→ What is needed
The data below should be printed in full, exactly, and without any of its images.

→ Data records

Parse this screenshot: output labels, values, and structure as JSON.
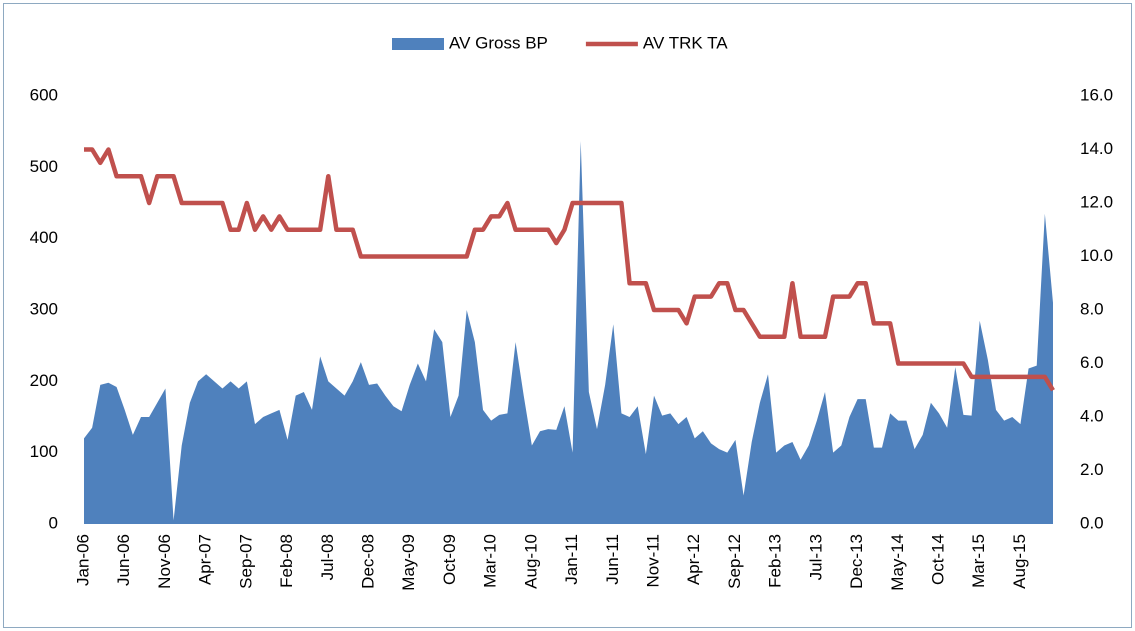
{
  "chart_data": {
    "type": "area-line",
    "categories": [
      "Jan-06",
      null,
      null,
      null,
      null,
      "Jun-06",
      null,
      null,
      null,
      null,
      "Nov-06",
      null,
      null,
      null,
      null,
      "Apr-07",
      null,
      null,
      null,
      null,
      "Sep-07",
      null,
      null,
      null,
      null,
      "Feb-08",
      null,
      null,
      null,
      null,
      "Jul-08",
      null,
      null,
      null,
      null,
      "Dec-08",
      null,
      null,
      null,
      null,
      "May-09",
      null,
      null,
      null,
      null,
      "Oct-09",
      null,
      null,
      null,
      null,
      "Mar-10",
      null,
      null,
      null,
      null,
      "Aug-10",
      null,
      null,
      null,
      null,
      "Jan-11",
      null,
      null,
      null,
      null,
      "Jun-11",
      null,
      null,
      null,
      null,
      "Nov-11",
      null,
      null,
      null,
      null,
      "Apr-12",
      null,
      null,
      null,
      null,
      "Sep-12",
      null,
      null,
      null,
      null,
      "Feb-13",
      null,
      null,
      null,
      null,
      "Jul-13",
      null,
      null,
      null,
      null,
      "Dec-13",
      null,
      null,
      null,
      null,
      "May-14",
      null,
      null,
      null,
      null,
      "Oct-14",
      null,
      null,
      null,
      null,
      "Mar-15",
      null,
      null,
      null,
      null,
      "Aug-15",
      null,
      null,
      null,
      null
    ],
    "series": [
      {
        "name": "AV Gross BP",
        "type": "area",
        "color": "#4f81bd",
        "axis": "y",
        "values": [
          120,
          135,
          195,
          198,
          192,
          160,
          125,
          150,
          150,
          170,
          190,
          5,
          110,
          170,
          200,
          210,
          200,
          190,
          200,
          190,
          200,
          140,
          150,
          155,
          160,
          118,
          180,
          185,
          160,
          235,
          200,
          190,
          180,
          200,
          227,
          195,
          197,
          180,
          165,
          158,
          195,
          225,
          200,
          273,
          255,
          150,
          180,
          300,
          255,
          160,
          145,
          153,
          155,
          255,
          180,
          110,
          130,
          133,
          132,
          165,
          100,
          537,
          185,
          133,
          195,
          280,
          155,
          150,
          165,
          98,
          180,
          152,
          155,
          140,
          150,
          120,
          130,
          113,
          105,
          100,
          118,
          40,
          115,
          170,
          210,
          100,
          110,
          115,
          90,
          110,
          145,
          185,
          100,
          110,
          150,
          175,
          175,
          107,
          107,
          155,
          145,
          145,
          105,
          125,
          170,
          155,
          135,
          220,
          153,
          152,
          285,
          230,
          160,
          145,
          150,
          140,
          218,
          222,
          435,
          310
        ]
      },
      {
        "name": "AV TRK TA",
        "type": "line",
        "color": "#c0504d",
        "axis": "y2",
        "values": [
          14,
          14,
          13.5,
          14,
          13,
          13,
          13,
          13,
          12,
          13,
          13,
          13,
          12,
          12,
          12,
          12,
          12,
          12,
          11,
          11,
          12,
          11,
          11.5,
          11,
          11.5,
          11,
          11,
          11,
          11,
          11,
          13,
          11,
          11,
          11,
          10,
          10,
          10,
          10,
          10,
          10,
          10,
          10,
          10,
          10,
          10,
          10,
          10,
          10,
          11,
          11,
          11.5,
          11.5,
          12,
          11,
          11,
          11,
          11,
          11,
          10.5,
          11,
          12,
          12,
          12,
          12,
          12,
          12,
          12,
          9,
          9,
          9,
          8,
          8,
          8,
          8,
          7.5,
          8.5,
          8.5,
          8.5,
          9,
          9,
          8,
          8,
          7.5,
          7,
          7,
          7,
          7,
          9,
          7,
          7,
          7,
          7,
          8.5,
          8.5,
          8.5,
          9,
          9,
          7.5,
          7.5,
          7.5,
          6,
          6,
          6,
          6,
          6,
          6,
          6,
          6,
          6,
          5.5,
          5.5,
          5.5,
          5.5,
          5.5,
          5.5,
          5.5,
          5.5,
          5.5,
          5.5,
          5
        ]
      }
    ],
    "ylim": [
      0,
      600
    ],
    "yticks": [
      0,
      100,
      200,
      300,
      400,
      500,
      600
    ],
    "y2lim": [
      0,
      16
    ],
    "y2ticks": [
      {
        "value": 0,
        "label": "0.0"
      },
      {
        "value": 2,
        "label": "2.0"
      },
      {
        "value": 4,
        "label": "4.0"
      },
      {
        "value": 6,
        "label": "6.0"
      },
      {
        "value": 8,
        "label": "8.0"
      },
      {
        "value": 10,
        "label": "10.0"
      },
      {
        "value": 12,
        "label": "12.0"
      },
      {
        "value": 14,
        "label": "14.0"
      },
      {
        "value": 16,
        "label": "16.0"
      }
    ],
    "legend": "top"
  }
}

→ Written response
Parse this screenshot: output labels, values, and structure as JSON.
{
  "chart_data": {
    "type": "area-line",
    "categories": [
      "Jan-06",
      null,
      null,
      null,
      null,
      "Jun-06",
      null,
      null,
      null,
      null,
      "Nov-06",
      null,
      null,
      null,
      null,
      "Apr-07",
      null,
      null,
      null,
      null,
      "Sep-07",
      null,
      null,
      null,
      null,
      "Feb-08",
      null,
      null,
      null,
      null,
      "Jul-08",
      null,
      null,
      null,
      null,
      "Dec-08",
      null,
      null,
      null,
      null,
      "May-09",
      null,
      null,
      null,
      null,
      "Oct-09",
      null,
      null,
      null,
      null,
      "Mar-10",
      null,
      null,
      null,
      null,
      "Aug-10",
      null,
      null,
      null,
      null,
      "Jan-11",
      null,
      null,
      null,
      null,
      "Jun-11",
      null,
      null,
      null,
      null,
      "Nov-11",
      null,
      null,
      null,
      null,
      "Apr-12",
      null,
      null,
      null,
      null,
      "Sep-12",
      null,
      null,
      null,
      null,
      "Feb-13",
      null,
      null,
      null,
      null,
      "Jul-13",
      null,
      null,
      null,
      null,
      "Dec-13",
      null,
      null,
      null,
      null,
      "May-14",
      null,
      null,
      null,
      null,
      "Oct-14",
      null,
      null,
      null,
      null,
      "Mar-15",
      null,
      null,
      null,
      null,
      "Aug-15",
      null,
      null,
      null,
      null
    ],
    "series": [
      {
        "name": "AV Gross BP",
        "type": "area",
        "color": "#4f81bd",
        "axis": "y",
        "values": [
          120,
          135,
          195,
          198,
          192,
          160,
          125,
          150,
          150,
          170,
          190,
          5,
          110,
          170,
          200,
          210,
          200,
          190,
          200,
          190,
          200,
          140,
          150,
          155,
          160,
          118,
          180,
          185,
          160,
          235,
          200,
          190,
          180,
          200,
          227,
          195,
          197,
          180,
          165,
          158,
          195,
          225,
          200,
          273,
          255,
          150,
          180,
          300,
          255,
          160,
          145,
          153,
          155,
          255,
          180,
          110,
          130,
          133,
          132,
          165,
          100,
          537,
          185,
          133,
          195,
          280,
          155,
          150,
          165,
          98,
          180,
          152,
          155,
          140,
          150,
          120,
          130,
          113,
          105,
          100,
          118,
          40,
          115,
          170,
          210,
          100,
          110,
          115,
          90,
          110,
          145,
          185,
          100,
          110,
          150,
          175,
          175,
          107,
          107,
          155,
          145,
          145,
          105,
          125,
          170,
          155,
          135,
          220,
          153,
          152,
          285,
          230,
          160,
          145,
          150,
          140,
          218,
          222,
          435,
          310
        ]
      },
      {
        "name": "AV TRK TA",
        "type": "line",
        "color": "#c0504d",
        "axis": "y2",
        "values": [
          14,
          14,
          13.5,
          14,
          13,
          13,
          13,
          13,
          12,
          13,
          13,
          13,
          12,
          12,
          12,
          12,
          12,
          12,
          11,
          11,
          12,
          11,
          11.5,
          11,
          11.5,
          11,
          11,
          11,
          11,
          11,
          13,
          11,
          11,
          11,
          10,
          10,
          10,
          10,
          10,
          10,
          10,
          10,
          10,
          10,
          10,
          10,
          10,
          10,
          11,
          11,
          11.5,
          11.5,
          12,
          11,
          11,
          11,
          11,
          11,
          10.5,
          11,
          12,
          12,
          12,
          12,
          12,
          12,
          12,
          9,
          9,
          9,
          8,
          8,
          8,
          8,
          7.5,
          8.5,
          8.5,
          8.5,
          9,
          9,
          8,
          8,
          7.5,
          7,
          7,
          7,
          7,
          9,
          7,
          7,
          7,
          7,
          8.5,
          8.5,
          8.5,
          9,
          9,
          7.5,
          7.5,
          7.5,
          6,
          6,
          6,
          6,
          6,
          6,
          6,
          6,
          6,
          5.5,
          5.5,
          5.5,
          5.5,
          5.5,
          5.5,
          5.5,
          5.5,
          5.5,
          5.5,
          5
        ]
      }
    ],
    "ylim": [
      0,
      600
    ],
    "yticks": [
      0,
      100,
      200,
      300,
      400,
      500,
      600
    ],
    "y2lim": [
      0,
      16
    ],
    "y2ticks": [
      {
        "value": 0,
        "label": "0.0"
      },
      {
        "value": 2,
        "label": "2.0"
      },
      {
        "value": 4,
        "label": "4.0"
      },
      {
        "value": 6,
        "label": "6.0"
      },
      {
        "value": 8,
        "label": "8.0"
      },
      {
        "value": 10,
        "label": "10.0"
      },
      {
        "value": 12,
        "label": "12.0"
      },
      {
        "value": 14,
        "label": "14.0"
      },
      {
        "value": 16,
        "label": "16.0"
      }
    ],
    "legend": "top"
  }
}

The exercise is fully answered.